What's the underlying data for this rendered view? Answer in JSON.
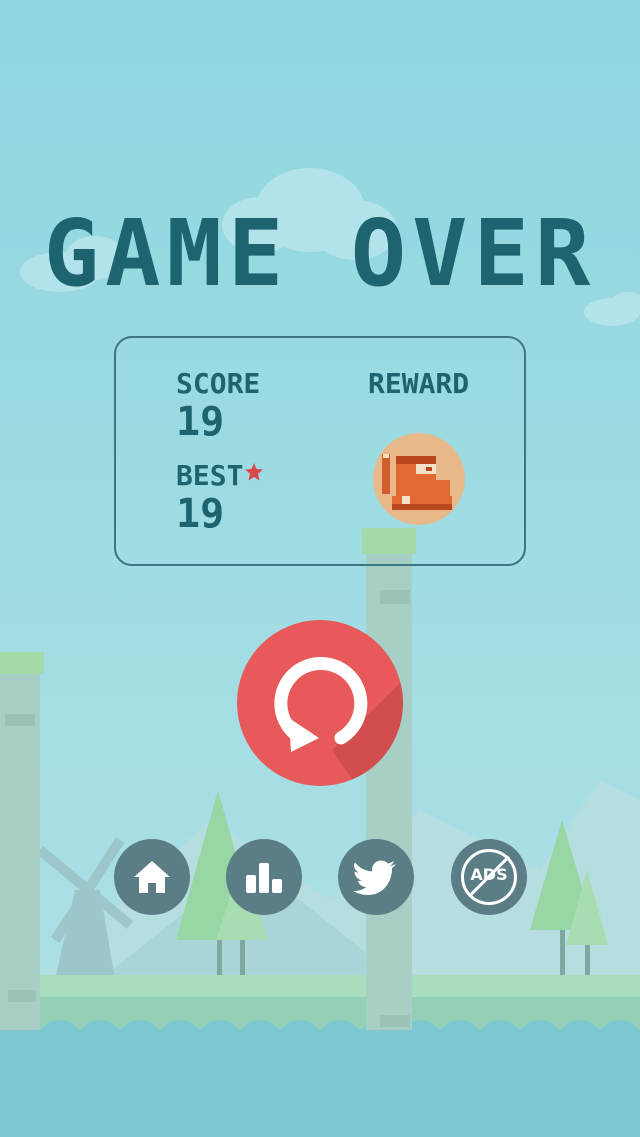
{
  "screen": {
    "title": "GAME OVER"
  },
  "stats": {
    "score_label": "SCORE",
    "score_value": "19",
    "best_label": "BEST",
    "best_value": "19",
    "reward_label": "REWARD"
  },
  "buttons": {
    "replay": "replay-icon",
    "home": "home-icon",
    "leaderboard": "leaderboard-icon",
    "twitter": "twitter-icon",
    "no_ads_text": "ADS"
  },
  "colors": {
    "title": "#1e6370",
    "replay_button": "#e85a5a",
    "round_button": "#5b7d86",
    "sky": "#9adbe2",
    "water": "#7cc8d2",
    "star": "#d94848",
    "reward_circle": "#e8b98a"
  }
}
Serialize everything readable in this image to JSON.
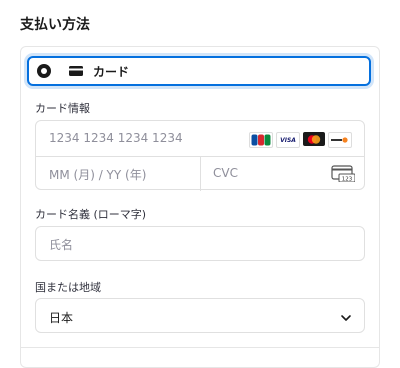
{
  "section_title": "支払い方法",
  "payment_method": {
    "label": "カード",
    "selected": true
  },
  "card_info": {
    "label": "カード情報",
    "number_placeholder": "1234 1234 1234 1234",
    "expiry_placeholder": "MM (月) / YY (年)",
    "cvc_placeholder": "CVC",
    "brands": [
      "JCB",
      "VISA",
      "Mastercard",
      "DISCOVER"
    ],
    "cvc_icon_text": "123"
  },
  "cardholder": {
    "label": "カード名義 (ローマ字)",
    "placeholder": "氏名"
  },
  "country": {
    "label": "国または地域",
    "value": "日本"
  },
  "colors": {
    "accent": "#0570de",
    "border": "#e0e0e0"
  }
}
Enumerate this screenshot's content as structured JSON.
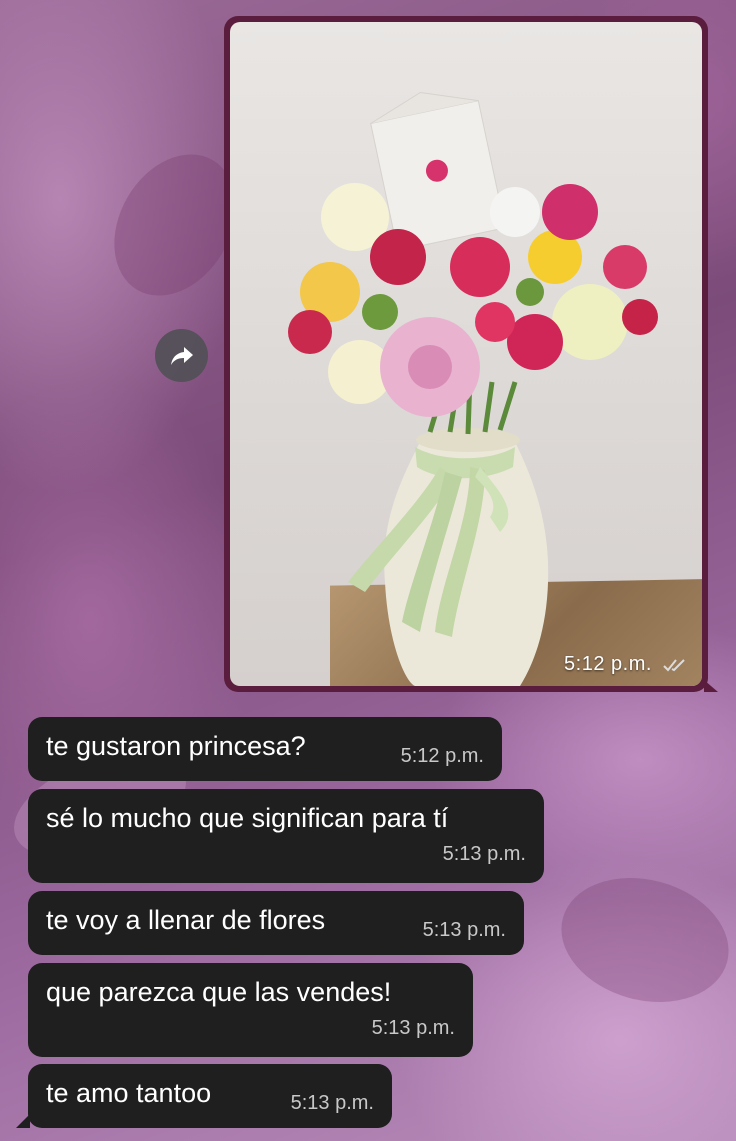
{
  "image_message": {
    "time": "5:12 p.m.",
    "status_icon": "double-check-icon",
    "content": "photo of a bouquet of flowers in a white vase"
  },
  "forward_icon": "forward-arrow-icon",
  "messages": [
    {
      "text": "te gustaron princesa?",
      "time": "5:12 p.m."
    },
    {
      "text": "sé lo mucho que significan para tí",
      "time": "5:13 p.m."
    },
    {
      "text": "te voy a llenar de flores",
      "time": "5:13 p.m."
    },
    {
      "text": "que parezca que las vendes!",
      "time": "5:13 p.m."
    },
    {
      "text": "te amo tantoo",
      "time": "5:13 p.m."
    }
  ],
  "colors": {
    "incoming_bubble": "#1f1f1f",
    "image_frame": "#5b1d3d",
    "wallpaper": "#8a5a86"
  }
}
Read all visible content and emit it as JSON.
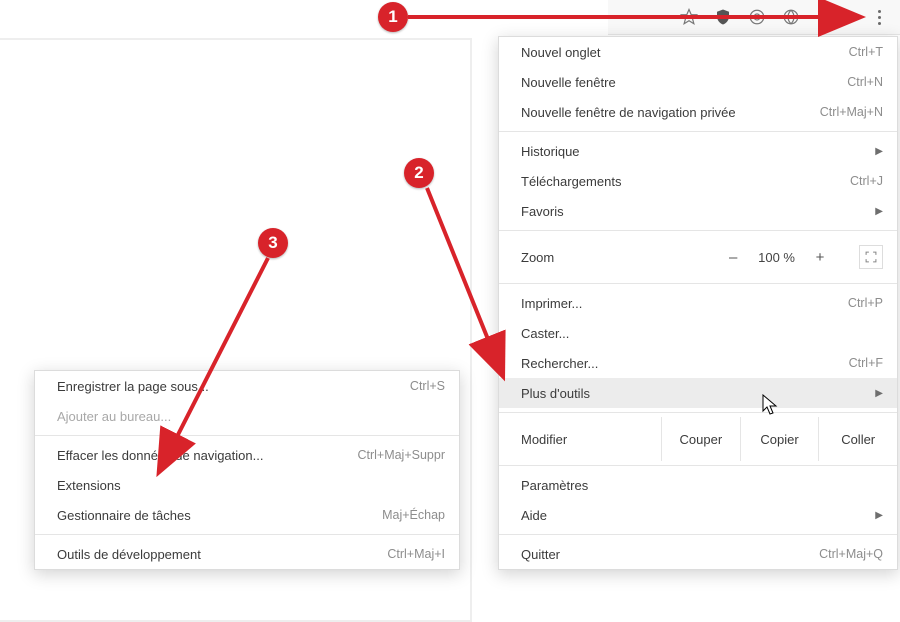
{
  "toolbar": {
    "icons": [
      "star-icon",
      "shield-icon",
      "target-icon",
      "globe-icon",
      "lock-icon",
      "dots-icon"
    ]
  },
  "menu": {
    "new_tab": "Nouvel onglet",
    "new_tab_sc": "Ctrl+T",
    "new_window": "Nouvelle fenêtre",
    "new_window_sc": "Ctrl+N",
    "incognito": "Nouvelle fenêtre de navigation privée",
    "incognito_sc": "Ctrl+Maj+N",
    "history": "Historique",
    "downloads": "Téléchargements",
    "downloads_sc": "Ctrl+J",
    "bookmarks": "Favoris",
    "zoom": "Zoom",
    "zoom_minus": "–",
    "zoom_val": "100 %",
    "zoom_plus": "+",
    "print": "Imprimer...",
    "print_sc": "Ctrl+P",
    "cast": "Caster...",
    "find": "Rechercher...",
    "find_sc": "Ctrl+F",
    "more_tools": "Plus d'outils",
    "edit": "Modifier",
    "cut": "Couper",
    "copy": "Copier",
    "paste": "Coller",
    "settings": "Paramètres",
    "help": "Aide",
    "quit": "Quitter",
    "quit_sc": "Ctrl+Maj+Q"
  },
  "submenu": {
    "save_as": "Enregistrer la page sous...",
    "save_as_sc": "Ctrl+S",
    "add_desktop": "Ajouter au bureau...",
    "clear_data": "Effacer les données de navigation...",
    "clear_data_sc": "Ctrl+Maj+Suppr",
    "extensions": "Extensions",
    "task_manager": "Gestionnaire de tâches",
    "task_manager_sc": "Maj+Échap",
    "dev_tools": "Outils de développement",
    "dev_tools_sc": "Ctrl+Maj+I"
  },
  "badges": {
    "one": "1",
    "two": "2",
    "three": "3"
  }
}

________________

## [What is needed]
Leave out the pictures and retype every line above exactly.

## [Finished task]
What's the underlying data for this rendered view? Answer in JSON.
{
  "screen": {
    "title": "GAME OVER"
  },
  "stats": {
    "score_label": "SCORE",
    "score_value": "19",
    "best_label": "BEST",
    "best_value": "19",
    "reward_label": "REWARD"
  },
  "buttons": {
    "replay": "replay-icon",
    "home": "home-icon",
    "leaderboard": "leaderboard-icon",
    "twitter": "twitter-icon",
    "no_ads_text": "ADS"
  },
  "colors": {
    "title": "#1e6370",
    "replay_button": "#e85a5a",
    "round_button": "#5b7d86",
    "sky": "#9adbe2",
    "water": "#7cc8d2",
    "star": "#d94848",
    "reward_circle": "#e8b98a"
  }
}
Serialize everything readable in this image to JSON.
{
  "section_title": "支払い方法",
  "payment_method": {
    "label": "カード",
    "selected": true
  },
  "card_info": {
    "label": "カード情報",
    "number_placeholder": "1234 1234 1234 1234",
    "expiry_placeholder": "MM (月) / YY (年)",
    "cvc_placeholder": "CVC",
    "brands": [
      "JCB",
      "VISA",
      "Mastercard",
      "DISCOVER"
    ],
    "cvc_icon_text": "123"
  },
  "cardholder": {
    "label": "カード名義 (ローマ字)",
    "placeholder": "氏名"
  },
  "country": {
    "label": "国または地域",
    "value": "日本"
  },
  "colors": {
    "accent": "#0570de",
    "border": "#e0e0e0"
  }
}
Enumerate this screenshot's content as structured JSON.
{
  "image_message": {
    "time": "5:12 p.m.",
    "status_icon": "double-check-icon",
    "content": "photo of a bouquet of flowers in a white vase"
  },
  "forward_icon": "forward-arrow-icon",
  "messages": [
    {
      "text": "te gustaron princesa?",
      "time": "5:12 p.m."
    },
    {
      "text": "sé lo mucho que significan para tí",
      "time": "5:13 p.m."
    },
    {
      "text": "te voy a llenar de flores",
      "time": "5:13 p.m."
    },
    {
      "text": "que parezca que las vendes!",
      "time": "5:13 p.m."
    },
    {
      "text": "te amo tantoo",
      "time": "5:13 p.m."
    }
  ],
  "colors": {
    "incoming_bubble": "#1f1f1f",
    "image_frame": "#5b1d3d",
    "wallpaper": "#8a5a86"
  }
}
Read all visible content and emit it as JSON.
{
  "toolbar": {
    "icons": [
      "star-icon",
      "shield-icon",
      "target-icon",
      "globe-icon",
      "lock-icon",
      "dots-icon"
    ]
  },
  "menu": {
    "new_tab": "Nouvel onglet",
    "new_tab_sc": "Ctrl+T",
    "new_window": "Nouvelle fenêtre",
    "new_window_sc": "Ctrl+N",
    "incognito": "Nouvelle fenêtre de navigation privée",
    "incognito_sc": "Ctrl+Maj+N",
    "history": "Historique",
    "downloads": "Téléchargements",
    "downloads_sc": "Ctrl+J",
    "bookmarks": "Favoris",
    "zoom": "Zoom",
    "zoom_minus": "–",
    "zoom_val": "100 %",
    "zoom_plus": "+",
    "print": "Imprimer...",
    "print_sc": "Ctrl+P",
    "cast": "Caster...",
    "find": "Rechercher...",
    "find_sc": "Ctrl+F",
    "more_tools": "Plus d'outils",
    "edit": "Modifier",
    "cut": "Couper",
    "copy": "Copier",
    "paste": "Coller",
    "settings": "Paramètres",
    "help": "Aide",
    "quit": "Quitter",
    "quit_sc": "Ctrl+Maj+Q"
  },
  "submenu": {
    "save_as": "Enregistrer la page sous...",
    "save_as_sc": "Ctrl+S",
    "add_desktop": "Ajouter au bureau...",
    "clear_data": "Effacer les données de navigation...",
    "clear_data_sc": "Ctrl+Maj+Suppr",
    "extensions": "Extensions",
    "task_manager": "Gestionnaire de tâches",
    "task_manager_sc": "Maj+Échap",
    "dev_tools": "Outils de développement",
    "dev_tools_sc": "Ctrl+Maj+I"
  },
  "badges": {
    "one": "1",
    "two": "2",
    "three": "3"
  }
}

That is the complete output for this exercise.